[Start Data shown]

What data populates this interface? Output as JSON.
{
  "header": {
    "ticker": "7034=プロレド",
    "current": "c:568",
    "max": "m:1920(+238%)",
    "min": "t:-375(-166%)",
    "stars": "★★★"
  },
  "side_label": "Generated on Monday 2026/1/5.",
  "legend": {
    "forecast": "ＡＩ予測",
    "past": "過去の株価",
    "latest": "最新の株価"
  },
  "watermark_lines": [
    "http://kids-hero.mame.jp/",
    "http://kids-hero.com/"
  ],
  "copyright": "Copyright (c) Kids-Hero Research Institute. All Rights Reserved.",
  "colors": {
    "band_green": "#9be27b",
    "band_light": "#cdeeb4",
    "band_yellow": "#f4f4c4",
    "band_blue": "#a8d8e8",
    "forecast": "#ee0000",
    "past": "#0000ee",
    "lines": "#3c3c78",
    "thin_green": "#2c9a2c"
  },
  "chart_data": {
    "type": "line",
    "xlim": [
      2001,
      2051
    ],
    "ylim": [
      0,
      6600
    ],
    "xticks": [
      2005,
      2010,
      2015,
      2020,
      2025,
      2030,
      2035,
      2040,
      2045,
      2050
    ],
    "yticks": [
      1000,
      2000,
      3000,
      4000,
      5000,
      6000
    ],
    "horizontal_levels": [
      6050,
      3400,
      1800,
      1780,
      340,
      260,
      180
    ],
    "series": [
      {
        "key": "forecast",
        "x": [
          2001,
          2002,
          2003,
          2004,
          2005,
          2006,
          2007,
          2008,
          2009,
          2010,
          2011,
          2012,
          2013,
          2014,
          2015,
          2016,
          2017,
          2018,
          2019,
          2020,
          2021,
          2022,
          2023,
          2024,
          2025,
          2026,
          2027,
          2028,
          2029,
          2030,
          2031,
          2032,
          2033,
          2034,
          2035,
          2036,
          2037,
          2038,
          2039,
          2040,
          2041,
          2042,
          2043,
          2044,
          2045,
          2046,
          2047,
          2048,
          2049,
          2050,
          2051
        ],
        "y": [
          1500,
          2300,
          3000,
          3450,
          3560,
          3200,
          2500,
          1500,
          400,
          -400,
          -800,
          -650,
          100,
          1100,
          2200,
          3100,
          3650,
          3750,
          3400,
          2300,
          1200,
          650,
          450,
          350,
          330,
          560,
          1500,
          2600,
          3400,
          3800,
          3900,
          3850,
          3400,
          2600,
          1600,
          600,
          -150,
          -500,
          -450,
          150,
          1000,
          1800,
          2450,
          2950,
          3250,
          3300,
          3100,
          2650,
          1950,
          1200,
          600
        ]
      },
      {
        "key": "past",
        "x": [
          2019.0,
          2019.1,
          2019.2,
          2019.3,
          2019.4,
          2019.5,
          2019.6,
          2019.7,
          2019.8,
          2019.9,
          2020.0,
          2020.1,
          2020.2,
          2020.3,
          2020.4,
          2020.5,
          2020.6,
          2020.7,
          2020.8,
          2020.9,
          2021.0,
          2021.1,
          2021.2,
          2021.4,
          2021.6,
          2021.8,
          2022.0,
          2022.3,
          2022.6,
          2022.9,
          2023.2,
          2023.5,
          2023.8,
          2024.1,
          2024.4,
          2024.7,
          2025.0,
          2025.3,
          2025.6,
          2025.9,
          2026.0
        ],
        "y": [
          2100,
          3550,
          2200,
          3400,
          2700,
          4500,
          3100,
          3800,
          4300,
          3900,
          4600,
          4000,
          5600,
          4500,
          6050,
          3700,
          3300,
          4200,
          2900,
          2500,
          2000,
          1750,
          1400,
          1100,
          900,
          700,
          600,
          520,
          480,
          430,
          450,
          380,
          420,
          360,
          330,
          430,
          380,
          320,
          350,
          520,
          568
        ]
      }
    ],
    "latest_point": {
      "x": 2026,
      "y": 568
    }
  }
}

[End Data shown]

_What you will do_
Output each record exactly, leaving nothing out.

_Solution to this problem_
What data populates this interface? Output as JSON.
{
  "header": {
    "ticker": "7034=プロレド",
    "current": "c:568",
    "max": "m:1920(+238%)",
    "min": "t:-375(-166%)",
    "stars": "★★★"
  },
  "side_label": "Generated on Monday 2026/1/5.",
  "legend": {
    "forecast": "ＡＩ予測",
    "past": "過去の株価",
    "latest": "最新の株価"
  },
  "watermark_lines": [
    "http://kids-hero.mame.jp/",
    "http://kids-hero.com/"
  ],
  "copyright": "Copyright (c) Kids-Hero Research Institute. All Rights Reserved.",
  "colors": {
    "band_green": "#9be27b",
    "band_light": "#cdeeb4",
    "band_yellow": "#f4f4c4",
    "band_blue": "#a8d8e8",
    "forecast": "#ee0000",
    "past": "#0000ee",
    "lines": "#3c3c78",
    "thin_green": "#2c9a2c"
  },
  "chart_data": {
    "type": "line",
    "xlim": [
      2001,
      2051
    ],
    "ylim": [
      0,
      6600
    ],
    "xticks": [
      2005,
      2010,
      2015,
      2020,
      2025,
      2030,
      2035,
      2040,
      2045,
      2050
    ],
    "yticks": [
      1000,
      2000,
      3000,
      4000,
      5000,
      6000
    ],
    "horizontal_levels": [
      6050,
      3400,
      1800,
      1780,
      340,
      260,
      180
    ],
    "series": [
      {
        "key": "forecast",
        "x": [
          2001,
          2002,
          2003,
          2004,
          2005,
          2006,
          2007,
          2008,
          2009,
          2010,
          2011,
          2012,
          2013,
          2014,
          2015,
          2016,
          2017,
          2018,
          2019,
          2020,
          2021,
          2022,
          2023,
          2024,
          2025,
          2026,
          2027,
          2028,
          2029,
          2030,
          2031,
          2032,
          2033,
          2034,
          2035,
          2036,
          2037,
          2038,
          2039,
          2040,
          2041,
          2042,
          2043,
          2044,
          2045,
          2046,
          2047,
          2048,
          2049,
          2050,
          2051
        ],
        "y": [
          1500,
          2300,
          3000,
          3450,
          3560,
          3200,
          2500,
          1500,
          400,
          -400,
          -800,
          -650,
          100,
          1100,
          2200,
          3100,
          3650,
          3750,
          3400,
          2300,
          1200,
          650,
          450,
          350,
          330,
          560,
          1500,
          2600,
          3400,
          3800,
          3900,
          3850,
          3400,
          2600,
          1600,
          600,
          -150,
          -500,
          -450,
          150,
          1000,
          1800,
          2450,
          2950,
          3250,
          3300,
          3100,
          2650,
          1950,
          1200,
          600
        ]
      },
      {
        "key": "past",
        "x": [
          2019.0,
          2019.1,
          2019.2,
          2019.3,
          2019.4,
          2019.5,
          2019.6,
          2019.7,
          2019.8,
          2019.9,
          2020.0,
          2020.1,
          2020.2,
          2020.3,
          2020.4,
          2020.5,
          2020.6,
          2020.7,
          2020.8,
          2020.9,
          2021.0,
          2021.1,
          2021.2,
          2021.4,
          2021.6,
          2021.8,
          2022.0,
          2022.3,
          2022.6,
          2022.9,
          2023.2,
          2023.5,
          2023.8,
          2024.1,
          2024.4,
          2024.7,
          2025.0,
          2025.3,
          2025.6,
          2025.9,
          2026.0
        ],
        "y": [
          2100,
          3550,
          2200,
          3400,
          2700,
          4500,
          3100,
          3800,
          4300,
          3900,
          4600,
          4000,
          5600,
          4500,
          6050,
          3700,
          3300,
          4200,
          2900,
          2500,
          2000,
          1750,
          1400,
          1100,
          900,
          700,
          600,
          520,
          480,
          430,
          450,
          380,
          420,
          360,
          330,
          430,
          380,
          320,
          350,
          520,
          568
        ]
      }
    ],
    "latest_point": {
      "x": 2026,
      "y": 568
    }
  }
}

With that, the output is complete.